(Stored data entries)
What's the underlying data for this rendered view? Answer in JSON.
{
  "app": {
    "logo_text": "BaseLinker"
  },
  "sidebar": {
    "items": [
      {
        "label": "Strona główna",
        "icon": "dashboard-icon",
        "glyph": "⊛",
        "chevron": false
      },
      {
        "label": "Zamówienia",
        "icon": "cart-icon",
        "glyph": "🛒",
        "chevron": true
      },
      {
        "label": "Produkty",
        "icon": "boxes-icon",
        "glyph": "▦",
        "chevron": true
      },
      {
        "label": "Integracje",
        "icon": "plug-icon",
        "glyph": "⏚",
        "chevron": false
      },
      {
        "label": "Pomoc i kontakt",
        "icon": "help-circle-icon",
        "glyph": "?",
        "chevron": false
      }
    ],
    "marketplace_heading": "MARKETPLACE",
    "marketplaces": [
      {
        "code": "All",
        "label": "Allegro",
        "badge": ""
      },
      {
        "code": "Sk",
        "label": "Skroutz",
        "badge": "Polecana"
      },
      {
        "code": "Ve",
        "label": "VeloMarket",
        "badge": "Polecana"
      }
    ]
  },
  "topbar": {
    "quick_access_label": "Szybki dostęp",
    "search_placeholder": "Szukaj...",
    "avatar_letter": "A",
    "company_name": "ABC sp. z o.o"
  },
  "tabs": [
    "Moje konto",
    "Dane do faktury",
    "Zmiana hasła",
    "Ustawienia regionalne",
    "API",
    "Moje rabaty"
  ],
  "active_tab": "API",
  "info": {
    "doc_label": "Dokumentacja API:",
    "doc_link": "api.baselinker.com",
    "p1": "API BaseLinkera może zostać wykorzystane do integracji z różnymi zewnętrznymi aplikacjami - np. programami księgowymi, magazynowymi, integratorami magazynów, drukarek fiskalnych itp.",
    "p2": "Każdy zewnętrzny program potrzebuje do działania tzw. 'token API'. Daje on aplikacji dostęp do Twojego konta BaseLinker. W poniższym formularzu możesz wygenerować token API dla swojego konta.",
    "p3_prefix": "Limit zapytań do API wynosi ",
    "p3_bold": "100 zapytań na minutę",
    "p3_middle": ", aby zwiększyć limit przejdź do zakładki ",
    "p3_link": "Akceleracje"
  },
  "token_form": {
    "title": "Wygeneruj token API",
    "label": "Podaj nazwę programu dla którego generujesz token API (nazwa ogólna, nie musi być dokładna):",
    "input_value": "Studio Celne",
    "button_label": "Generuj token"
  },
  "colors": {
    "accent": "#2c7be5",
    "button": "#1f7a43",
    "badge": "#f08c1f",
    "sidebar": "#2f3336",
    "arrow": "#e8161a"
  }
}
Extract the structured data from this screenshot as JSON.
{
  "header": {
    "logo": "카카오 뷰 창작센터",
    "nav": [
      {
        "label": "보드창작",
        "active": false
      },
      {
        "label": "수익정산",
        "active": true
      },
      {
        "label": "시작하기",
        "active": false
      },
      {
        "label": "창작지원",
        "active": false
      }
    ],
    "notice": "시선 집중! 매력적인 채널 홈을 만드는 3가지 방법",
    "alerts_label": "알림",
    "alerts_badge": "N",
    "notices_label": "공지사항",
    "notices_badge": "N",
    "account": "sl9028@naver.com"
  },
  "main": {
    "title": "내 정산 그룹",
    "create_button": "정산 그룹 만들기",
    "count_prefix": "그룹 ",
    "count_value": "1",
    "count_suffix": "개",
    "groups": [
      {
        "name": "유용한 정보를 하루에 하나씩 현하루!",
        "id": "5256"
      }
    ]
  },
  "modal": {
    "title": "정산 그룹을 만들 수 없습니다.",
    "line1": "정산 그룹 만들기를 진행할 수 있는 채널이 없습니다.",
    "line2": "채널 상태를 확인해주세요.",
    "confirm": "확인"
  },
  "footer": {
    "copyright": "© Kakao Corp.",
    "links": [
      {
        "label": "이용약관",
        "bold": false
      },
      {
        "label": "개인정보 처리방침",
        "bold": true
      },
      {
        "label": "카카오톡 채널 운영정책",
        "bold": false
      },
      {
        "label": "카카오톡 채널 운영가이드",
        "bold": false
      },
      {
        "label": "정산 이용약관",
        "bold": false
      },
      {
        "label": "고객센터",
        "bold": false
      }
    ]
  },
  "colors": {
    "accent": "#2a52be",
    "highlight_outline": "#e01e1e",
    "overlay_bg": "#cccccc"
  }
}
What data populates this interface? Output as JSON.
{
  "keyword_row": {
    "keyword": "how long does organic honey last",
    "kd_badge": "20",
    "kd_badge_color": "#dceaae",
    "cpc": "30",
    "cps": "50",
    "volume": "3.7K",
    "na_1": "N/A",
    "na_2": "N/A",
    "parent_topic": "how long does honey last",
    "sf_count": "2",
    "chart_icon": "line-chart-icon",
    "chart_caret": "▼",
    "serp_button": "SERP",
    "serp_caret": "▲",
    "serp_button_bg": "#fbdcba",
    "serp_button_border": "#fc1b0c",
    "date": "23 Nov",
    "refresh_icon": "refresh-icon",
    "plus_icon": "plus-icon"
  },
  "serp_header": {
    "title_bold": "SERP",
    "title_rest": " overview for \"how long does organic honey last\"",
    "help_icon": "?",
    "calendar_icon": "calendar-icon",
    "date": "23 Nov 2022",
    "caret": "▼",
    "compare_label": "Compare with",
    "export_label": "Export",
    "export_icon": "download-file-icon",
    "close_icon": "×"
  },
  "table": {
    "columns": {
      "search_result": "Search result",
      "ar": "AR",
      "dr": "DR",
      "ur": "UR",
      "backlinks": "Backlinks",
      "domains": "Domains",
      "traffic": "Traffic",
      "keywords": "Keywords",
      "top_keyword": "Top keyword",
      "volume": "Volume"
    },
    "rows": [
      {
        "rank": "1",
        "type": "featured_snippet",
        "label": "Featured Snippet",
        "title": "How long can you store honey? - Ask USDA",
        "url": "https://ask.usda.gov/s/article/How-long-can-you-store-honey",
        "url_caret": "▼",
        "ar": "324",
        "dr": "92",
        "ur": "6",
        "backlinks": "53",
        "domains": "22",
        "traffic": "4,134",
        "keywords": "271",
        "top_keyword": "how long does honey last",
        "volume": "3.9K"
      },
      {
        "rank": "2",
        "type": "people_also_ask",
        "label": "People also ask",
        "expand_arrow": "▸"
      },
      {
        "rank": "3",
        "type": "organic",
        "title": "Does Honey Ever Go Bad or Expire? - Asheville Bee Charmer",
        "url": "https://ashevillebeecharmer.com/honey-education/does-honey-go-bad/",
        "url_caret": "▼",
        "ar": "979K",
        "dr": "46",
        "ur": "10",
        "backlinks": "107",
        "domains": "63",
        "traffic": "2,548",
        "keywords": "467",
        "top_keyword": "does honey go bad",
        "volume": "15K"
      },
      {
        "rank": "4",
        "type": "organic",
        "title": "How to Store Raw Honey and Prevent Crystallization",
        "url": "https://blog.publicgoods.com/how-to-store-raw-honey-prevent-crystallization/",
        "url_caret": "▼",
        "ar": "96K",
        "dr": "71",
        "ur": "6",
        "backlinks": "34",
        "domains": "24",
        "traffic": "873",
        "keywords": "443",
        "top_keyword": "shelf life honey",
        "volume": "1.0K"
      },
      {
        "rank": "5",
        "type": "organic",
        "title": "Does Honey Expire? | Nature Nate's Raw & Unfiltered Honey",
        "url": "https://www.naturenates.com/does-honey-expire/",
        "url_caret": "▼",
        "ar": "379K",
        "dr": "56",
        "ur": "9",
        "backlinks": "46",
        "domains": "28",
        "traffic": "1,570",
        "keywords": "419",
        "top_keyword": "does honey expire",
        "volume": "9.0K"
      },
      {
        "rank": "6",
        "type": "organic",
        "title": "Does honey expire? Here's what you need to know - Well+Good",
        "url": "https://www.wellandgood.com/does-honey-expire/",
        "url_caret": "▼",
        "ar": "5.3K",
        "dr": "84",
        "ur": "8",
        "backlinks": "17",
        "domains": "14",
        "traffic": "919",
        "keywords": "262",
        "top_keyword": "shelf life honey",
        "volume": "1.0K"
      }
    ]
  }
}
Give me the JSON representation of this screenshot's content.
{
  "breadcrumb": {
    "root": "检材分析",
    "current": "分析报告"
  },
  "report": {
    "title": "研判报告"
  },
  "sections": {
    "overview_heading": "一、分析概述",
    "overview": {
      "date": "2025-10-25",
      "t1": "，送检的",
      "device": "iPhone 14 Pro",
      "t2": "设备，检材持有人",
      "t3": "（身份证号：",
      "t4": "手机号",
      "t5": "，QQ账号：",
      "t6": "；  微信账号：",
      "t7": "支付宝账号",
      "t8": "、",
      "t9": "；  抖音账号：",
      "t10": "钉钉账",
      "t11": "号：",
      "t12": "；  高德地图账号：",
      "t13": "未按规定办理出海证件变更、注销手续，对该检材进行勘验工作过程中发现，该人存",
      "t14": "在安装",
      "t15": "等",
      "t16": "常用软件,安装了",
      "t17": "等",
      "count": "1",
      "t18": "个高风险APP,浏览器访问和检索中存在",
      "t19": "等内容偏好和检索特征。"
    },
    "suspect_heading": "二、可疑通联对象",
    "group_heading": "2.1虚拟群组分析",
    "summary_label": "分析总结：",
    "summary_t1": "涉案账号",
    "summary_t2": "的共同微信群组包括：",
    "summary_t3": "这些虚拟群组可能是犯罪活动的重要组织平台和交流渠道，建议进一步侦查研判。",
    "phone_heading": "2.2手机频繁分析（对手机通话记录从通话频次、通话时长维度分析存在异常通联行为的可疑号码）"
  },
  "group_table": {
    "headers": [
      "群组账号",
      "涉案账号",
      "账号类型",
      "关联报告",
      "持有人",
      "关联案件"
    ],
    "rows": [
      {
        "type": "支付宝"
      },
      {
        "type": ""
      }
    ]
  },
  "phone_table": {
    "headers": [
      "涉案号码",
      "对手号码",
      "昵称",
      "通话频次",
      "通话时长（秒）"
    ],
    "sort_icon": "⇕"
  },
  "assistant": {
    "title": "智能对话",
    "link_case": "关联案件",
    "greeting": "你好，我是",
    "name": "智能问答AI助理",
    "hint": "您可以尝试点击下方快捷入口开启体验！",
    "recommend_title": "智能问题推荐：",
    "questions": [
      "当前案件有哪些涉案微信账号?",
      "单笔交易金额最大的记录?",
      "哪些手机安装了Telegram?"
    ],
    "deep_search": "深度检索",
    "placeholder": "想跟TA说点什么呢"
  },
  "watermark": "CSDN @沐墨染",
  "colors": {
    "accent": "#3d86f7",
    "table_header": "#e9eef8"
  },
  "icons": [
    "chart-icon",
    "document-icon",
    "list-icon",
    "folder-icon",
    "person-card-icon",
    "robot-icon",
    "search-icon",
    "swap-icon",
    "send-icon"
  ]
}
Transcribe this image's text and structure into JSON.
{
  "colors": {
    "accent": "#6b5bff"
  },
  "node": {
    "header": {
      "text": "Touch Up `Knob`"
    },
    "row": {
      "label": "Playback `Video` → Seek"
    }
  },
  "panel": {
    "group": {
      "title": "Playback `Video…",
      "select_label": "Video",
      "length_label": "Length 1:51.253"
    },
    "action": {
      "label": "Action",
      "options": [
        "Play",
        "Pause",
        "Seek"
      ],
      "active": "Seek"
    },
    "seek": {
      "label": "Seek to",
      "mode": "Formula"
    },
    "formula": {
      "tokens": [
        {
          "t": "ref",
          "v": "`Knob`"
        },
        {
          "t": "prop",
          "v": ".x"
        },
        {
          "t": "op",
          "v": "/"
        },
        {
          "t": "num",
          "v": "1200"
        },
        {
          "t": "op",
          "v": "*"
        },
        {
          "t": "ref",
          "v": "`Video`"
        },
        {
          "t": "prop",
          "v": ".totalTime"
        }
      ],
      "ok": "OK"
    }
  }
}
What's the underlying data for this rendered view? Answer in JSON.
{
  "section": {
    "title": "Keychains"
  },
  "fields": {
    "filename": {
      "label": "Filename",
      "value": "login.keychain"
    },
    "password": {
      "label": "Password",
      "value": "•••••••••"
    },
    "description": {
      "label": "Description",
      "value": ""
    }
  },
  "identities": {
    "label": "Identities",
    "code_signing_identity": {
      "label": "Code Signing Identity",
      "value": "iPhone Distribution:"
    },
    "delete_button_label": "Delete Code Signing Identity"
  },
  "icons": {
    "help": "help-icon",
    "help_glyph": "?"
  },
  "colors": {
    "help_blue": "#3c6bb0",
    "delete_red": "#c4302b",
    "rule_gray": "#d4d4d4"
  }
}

• [WRITTEN INSTRUCTION]: Search the data for the word "없습니다" and copy each line where it appears.

• [CORRECT RESULT]:
    "title": "정산 그룹을 만들 수 없습니다.",
    "line1": "정산 그룹 만들기를 진행할 수 있는 채널이 없습니다.",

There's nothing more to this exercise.